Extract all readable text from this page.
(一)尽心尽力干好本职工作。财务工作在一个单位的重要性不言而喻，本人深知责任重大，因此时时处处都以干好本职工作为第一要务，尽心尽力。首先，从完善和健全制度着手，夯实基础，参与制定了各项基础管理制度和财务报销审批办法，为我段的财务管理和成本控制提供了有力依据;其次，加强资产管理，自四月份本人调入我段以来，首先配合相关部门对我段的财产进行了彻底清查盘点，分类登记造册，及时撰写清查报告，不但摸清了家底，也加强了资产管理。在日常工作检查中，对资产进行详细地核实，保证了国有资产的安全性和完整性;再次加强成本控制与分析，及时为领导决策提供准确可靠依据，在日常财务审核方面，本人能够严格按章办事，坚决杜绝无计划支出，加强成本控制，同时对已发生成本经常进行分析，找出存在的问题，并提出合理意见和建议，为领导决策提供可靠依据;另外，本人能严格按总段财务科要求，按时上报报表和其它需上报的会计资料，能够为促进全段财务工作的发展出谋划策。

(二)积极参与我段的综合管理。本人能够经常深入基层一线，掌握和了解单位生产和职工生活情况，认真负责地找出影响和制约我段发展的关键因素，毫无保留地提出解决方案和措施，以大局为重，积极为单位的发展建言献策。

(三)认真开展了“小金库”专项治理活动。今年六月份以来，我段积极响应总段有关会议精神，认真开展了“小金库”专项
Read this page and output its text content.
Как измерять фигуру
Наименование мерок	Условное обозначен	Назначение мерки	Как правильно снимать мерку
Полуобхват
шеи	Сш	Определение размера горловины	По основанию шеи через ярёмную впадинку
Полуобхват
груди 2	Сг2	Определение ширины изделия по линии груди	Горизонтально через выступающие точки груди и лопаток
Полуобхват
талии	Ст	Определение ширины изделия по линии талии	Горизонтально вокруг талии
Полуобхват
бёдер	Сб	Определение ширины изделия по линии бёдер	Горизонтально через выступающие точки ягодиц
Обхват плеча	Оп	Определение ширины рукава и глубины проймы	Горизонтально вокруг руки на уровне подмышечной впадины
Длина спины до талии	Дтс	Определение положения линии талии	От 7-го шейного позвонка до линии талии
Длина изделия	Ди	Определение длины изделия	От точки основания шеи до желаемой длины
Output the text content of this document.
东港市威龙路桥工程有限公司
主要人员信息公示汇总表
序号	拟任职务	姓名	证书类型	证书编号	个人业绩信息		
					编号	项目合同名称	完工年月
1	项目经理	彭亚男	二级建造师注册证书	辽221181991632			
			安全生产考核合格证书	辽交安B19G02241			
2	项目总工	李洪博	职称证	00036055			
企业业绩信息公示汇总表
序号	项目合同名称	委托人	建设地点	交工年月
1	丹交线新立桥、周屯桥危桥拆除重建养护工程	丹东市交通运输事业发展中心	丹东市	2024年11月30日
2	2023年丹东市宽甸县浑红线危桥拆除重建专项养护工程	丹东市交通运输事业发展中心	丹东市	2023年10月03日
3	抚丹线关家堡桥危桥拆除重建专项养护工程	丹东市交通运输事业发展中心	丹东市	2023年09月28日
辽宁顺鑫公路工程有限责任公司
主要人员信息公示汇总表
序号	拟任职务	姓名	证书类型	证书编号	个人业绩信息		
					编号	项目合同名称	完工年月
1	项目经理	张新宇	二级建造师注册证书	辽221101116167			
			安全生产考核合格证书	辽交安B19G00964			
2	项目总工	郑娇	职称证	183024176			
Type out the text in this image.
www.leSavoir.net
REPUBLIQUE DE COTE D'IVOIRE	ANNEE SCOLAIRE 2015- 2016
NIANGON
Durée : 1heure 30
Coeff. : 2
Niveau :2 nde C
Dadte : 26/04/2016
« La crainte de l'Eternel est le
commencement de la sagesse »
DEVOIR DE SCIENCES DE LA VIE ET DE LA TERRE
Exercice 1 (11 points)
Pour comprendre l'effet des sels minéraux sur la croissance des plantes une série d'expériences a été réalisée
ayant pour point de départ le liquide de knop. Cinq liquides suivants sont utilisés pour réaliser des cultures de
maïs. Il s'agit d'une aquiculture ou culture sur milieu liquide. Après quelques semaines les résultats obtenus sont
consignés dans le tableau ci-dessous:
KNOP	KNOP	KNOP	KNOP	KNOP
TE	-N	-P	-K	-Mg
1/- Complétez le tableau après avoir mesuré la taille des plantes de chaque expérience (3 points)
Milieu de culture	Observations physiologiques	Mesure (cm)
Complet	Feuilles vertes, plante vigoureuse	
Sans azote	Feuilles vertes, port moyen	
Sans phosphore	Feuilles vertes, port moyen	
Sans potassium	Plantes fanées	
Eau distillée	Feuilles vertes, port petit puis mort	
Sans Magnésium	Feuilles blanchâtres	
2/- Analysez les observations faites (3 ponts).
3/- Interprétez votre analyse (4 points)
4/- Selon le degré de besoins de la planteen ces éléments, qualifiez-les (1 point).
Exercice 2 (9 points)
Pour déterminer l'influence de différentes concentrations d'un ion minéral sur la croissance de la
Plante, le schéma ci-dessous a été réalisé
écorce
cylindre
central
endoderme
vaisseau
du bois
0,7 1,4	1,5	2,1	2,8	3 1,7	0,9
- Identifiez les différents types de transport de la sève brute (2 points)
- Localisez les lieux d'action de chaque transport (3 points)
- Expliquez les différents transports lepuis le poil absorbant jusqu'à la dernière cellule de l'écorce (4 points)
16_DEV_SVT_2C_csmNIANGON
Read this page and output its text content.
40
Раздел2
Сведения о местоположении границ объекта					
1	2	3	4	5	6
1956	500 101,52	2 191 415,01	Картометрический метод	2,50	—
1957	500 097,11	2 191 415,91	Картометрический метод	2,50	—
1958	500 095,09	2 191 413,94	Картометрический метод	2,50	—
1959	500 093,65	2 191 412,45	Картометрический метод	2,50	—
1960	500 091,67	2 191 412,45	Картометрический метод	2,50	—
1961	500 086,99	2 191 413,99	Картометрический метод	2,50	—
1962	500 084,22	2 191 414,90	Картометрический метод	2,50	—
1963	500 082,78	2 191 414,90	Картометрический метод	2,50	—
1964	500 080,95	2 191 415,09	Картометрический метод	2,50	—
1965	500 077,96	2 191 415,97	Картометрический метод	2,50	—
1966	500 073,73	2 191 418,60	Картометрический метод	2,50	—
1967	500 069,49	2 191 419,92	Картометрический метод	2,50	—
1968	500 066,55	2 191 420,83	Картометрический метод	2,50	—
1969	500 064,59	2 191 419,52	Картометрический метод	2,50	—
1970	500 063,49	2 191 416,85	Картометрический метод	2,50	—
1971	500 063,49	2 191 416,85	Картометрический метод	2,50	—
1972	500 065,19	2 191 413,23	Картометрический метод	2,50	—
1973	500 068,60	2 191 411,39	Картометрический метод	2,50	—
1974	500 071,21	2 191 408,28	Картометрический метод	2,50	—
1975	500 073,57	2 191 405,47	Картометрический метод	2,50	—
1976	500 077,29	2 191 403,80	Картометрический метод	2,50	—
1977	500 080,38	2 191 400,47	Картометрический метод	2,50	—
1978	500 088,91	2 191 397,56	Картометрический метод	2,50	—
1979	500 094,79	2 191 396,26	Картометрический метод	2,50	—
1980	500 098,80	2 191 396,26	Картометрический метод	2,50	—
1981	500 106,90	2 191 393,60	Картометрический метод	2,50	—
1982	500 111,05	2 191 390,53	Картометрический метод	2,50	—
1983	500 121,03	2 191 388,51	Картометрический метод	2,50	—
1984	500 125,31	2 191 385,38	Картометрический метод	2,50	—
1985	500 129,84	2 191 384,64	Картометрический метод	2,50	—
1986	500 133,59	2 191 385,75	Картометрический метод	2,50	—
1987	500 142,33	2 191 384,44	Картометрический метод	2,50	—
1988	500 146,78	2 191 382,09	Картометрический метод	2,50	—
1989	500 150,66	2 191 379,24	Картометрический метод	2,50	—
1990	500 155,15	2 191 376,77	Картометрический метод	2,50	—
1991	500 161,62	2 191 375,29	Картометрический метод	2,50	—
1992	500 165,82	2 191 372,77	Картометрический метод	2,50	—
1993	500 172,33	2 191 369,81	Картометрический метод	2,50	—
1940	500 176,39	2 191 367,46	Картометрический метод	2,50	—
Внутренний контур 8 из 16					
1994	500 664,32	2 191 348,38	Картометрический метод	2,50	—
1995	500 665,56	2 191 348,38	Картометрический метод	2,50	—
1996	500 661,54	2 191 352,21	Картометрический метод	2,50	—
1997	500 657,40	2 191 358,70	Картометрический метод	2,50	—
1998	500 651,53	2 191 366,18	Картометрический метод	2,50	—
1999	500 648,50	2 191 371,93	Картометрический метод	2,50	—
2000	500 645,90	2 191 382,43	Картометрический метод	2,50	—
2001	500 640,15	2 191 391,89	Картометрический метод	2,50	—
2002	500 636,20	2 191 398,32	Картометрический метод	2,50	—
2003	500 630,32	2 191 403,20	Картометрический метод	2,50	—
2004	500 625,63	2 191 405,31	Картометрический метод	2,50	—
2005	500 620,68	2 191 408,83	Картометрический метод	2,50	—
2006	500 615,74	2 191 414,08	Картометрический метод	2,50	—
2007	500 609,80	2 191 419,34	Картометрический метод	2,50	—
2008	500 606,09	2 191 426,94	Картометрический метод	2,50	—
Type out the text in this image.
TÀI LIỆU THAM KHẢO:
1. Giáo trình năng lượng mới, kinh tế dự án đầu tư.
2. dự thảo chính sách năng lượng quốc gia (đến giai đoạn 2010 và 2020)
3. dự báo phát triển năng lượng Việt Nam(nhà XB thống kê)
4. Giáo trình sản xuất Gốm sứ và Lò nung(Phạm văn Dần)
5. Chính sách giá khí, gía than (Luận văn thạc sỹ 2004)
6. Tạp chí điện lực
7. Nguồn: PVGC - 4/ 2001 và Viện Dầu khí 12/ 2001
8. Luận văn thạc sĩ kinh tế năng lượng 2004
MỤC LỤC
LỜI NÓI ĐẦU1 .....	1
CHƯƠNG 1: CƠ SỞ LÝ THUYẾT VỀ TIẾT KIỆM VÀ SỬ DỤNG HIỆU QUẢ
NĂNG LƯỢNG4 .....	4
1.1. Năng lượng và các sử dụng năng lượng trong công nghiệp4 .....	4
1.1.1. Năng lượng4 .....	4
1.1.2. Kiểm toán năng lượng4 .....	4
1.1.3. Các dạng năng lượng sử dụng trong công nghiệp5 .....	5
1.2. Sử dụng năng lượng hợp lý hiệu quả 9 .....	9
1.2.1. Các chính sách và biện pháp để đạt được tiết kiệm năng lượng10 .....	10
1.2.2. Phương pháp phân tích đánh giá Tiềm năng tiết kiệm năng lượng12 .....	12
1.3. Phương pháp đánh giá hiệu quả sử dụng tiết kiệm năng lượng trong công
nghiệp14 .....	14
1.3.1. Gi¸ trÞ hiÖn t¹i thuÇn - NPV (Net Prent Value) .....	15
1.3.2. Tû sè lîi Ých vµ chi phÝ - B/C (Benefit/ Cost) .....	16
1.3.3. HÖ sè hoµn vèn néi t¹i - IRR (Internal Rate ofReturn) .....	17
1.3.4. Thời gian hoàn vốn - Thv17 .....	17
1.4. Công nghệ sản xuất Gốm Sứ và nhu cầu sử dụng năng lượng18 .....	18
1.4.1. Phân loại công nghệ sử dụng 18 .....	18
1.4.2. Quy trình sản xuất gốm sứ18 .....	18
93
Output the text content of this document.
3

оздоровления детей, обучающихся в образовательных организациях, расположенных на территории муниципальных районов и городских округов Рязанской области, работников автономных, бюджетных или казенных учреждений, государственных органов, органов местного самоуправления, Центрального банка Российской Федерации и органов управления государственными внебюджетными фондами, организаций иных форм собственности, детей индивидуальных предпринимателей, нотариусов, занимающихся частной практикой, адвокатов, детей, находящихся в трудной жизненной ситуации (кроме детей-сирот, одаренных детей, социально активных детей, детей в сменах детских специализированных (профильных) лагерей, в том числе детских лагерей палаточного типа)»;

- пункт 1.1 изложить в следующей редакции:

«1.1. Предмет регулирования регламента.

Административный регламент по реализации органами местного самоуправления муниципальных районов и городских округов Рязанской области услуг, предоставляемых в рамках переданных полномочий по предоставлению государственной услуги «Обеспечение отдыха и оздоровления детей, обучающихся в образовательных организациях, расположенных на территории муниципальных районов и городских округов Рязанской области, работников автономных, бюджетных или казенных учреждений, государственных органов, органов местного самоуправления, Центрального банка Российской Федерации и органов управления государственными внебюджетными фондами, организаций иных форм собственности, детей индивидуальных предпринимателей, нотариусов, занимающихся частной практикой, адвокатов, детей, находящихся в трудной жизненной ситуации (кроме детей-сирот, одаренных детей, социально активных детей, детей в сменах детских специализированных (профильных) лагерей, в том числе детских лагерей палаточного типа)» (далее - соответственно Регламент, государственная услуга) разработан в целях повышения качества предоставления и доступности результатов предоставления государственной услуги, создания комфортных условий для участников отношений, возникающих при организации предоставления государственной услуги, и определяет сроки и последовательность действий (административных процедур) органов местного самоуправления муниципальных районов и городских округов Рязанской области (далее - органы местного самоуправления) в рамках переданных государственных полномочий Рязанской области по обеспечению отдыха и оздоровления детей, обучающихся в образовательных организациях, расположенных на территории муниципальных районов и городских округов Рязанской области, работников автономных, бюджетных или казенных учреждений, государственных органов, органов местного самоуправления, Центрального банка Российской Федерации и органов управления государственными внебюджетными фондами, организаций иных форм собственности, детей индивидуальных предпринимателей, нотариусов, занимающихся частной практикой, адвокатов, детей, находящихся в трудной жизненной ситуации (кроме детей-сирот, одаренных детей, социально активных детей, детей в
○ ○ ○ ○ ○ ○ ○
* GIVEN INSTRUCTION
Copy each line that holds the word "Горизонтально".

* THE REPLY
груди 2	Сг2	Определение ширины изделия по линии груди	Горизонтально через выступающие точки груди и лопаток
талии	Ст	Определение ширины изделия по линии талии	Горизонтально вокруг талии
бёдер	Сб	Определение ширины изделия по линии бёдер	Горизонтально через выступающие точки ягодиц
Обхват плеча	Оп	Определение ширины рукава и глубины проймы	Горизонтально вокруг руки на уровне подмышечной впадины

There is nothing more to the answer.